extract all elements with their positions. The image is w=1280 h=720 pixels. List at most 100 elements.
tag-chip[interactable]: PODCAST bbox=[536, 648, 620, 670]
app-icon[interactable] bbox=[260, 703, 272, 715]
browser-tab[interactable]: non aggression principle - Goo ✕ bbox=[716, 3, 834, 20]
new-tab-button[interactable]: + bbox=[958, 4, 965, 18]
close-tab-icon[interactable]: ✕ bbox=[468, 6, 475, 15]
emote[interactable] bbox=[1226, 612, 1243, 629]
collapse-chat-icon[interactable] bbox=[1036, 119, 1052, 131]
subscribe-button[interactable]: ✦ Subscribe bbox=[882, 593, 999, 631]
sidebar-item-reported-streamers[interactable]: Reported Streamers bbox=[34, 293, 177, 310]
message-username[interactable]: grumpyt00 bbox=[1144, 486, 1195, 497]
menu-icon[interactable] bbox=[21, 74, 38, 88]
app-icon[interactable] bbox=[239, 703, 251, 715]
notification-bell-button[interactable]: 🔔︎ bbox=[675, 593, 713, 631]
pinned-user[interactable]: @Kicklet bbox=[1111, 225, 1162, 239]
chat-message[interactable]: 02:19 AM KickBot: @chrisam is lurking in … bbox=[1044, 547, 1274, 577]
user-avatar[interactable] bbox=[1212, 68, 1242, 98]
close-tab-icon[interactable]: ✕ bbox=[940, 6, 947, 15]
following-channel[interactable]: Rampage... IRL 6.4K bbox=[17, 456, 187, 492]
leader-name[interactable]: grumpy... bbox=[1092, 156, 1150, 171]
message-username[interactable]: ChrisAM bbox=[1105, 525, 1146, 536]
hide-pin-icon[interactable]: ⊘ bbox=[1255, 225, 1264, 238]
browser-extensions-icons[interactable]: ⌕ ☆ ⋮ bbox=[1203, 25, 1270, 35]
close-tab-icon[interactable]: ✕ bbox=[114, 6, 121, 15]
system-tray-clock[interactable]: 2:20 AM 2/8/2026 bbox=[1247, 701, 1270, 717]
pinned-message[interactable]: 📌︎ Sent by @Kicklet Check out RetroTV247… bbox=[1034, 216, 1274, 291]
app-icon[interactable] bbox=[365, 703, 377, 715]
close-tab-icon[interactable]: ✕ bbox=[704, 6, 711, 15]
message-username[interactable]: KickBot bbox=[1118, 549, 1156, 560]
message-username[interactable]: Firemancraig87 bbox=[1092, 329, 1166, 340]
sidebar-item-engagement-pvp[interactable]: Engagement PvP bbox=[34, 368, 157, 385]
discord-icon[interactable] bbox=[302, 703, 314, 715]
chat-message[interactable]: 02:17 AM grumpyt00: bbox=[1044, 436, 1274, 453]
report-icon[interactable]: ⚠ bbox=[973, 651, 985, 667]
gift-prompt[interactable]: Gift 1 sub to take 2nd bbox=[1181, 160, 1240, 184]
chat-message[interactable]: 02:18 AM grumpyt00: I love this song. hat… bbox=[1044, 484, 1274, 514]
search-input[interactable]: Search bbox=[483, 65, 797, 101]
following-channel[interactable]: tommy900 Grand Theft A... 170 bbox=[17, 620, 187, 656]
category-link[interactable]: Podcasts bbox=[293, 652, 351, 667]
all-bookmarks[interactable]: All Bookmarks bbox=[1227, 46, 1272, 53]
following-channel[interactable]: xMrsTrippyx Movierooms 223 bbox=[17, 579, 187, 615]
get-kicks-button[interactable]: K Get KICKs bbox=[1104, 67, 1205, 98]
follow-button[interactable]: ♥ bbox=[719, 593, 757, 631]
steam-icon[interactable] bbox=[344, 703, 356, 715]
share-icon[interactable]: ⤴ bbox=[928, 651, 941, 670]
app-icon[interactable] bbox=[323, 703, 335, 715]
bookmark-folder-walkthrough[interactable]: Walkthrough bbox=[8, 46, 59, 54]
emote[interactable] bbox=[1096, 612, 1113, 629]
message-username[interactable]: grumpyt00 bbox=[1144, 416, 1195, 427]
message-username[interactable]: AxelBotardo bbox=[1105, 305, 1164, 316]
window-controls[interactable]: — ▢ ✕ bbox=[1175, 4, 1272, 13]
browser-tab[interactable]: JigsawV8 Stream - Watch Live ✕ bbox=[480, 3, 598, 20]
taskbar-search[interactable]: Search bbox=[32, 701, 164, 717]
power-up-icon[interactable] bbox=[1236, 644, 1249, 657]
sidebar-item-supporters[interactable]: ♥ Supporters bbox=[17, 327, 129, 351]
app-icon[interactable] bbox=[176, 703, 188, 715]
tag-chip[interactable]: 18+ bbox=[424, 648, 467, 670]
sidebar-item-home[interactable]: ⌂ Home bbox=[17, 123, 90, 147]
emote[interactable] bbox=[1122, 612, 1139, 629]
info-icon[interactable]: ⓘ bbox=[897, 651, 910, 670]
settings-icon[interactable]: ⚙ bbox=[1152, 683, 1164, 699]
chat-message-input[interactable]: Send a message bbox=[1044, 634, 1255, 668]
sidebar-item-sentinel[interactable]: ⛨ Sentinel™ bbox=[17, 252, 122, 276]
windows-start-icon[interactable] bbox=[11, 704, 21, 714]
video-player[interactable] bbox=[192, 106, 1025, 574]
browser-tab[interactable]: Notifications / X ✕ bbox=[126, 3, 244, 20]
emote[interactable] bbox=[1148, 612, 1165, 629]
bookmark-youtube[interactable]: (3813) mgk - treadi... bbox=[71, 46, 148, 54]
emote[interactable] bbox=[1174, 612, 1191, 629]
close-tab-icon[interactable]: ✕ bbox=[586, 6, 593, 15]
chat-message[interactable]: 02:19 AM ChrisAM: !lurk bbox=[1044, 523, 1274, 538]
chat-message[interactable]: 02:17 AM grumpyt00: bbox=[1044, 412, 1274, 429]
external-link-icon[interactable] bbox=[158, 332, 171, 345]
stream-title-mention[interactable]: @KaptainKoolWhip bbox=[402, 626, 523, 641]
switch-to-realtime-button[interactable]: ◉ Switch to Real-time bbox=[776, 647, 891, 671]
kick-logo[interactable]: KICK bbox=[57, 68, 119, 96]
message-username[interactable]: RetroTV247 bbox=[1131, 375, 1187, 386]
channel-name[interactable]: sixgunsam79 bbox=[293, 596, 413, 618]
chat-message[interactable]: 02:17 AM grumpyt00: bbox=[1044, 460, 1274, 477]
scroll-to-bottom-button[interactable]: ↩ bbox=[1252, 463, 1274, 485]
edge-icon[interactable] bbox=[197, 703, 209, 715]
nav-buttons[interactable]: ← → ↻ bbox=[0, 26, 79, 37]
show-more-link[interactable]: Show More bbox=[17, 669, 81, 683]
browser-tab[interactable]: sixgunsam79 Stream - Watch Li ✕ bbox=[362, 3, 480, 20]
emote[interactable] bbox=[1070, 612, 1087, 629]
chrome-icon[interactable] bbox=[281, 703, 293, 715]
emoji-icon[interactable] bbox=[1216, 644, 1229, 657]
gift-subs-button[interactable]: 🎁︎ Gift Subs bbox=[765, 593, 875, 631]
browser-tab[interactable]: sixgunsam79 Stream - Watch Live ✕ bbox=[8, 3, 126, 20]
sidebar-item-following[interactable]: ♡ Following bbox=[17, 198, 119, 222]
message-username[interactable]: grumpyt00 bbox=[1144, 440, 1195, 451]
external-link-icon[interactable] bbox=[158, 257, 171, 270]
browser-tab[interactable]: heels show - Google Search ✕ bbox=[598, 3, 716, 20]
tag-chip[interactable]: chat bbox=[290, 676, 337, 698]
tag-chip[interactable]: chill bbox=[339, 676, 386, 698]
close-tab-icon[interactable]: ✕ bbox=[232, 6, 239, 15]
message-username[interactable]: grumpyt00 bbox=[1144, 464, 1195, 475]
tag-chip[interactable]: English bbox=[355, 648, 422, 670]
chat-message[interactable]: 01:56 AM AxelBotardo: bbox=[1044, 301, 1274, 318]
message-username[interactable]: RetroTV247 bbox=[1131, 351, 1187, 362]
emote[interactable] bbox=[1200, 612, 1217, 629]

◆ REQUIRED TASK: Express the lines of the records above, from the first line through the line containing "app-icon[interactable] bbox=[260, 703, 272, 715]", as a JSON list of strings with one string per line and blank lines omitted.

◆ WRITTEN RESPONSE:
[
  "extract all elements with their positions. The image is w=1280 h=720 pixels. List at most 100 elements.",
  "tag-chip[interactable]: PODCAST bbox=[536, 648, 620, 670]",
  "app-icon[interactable] bbox=[260, 703, 272, 715]"
]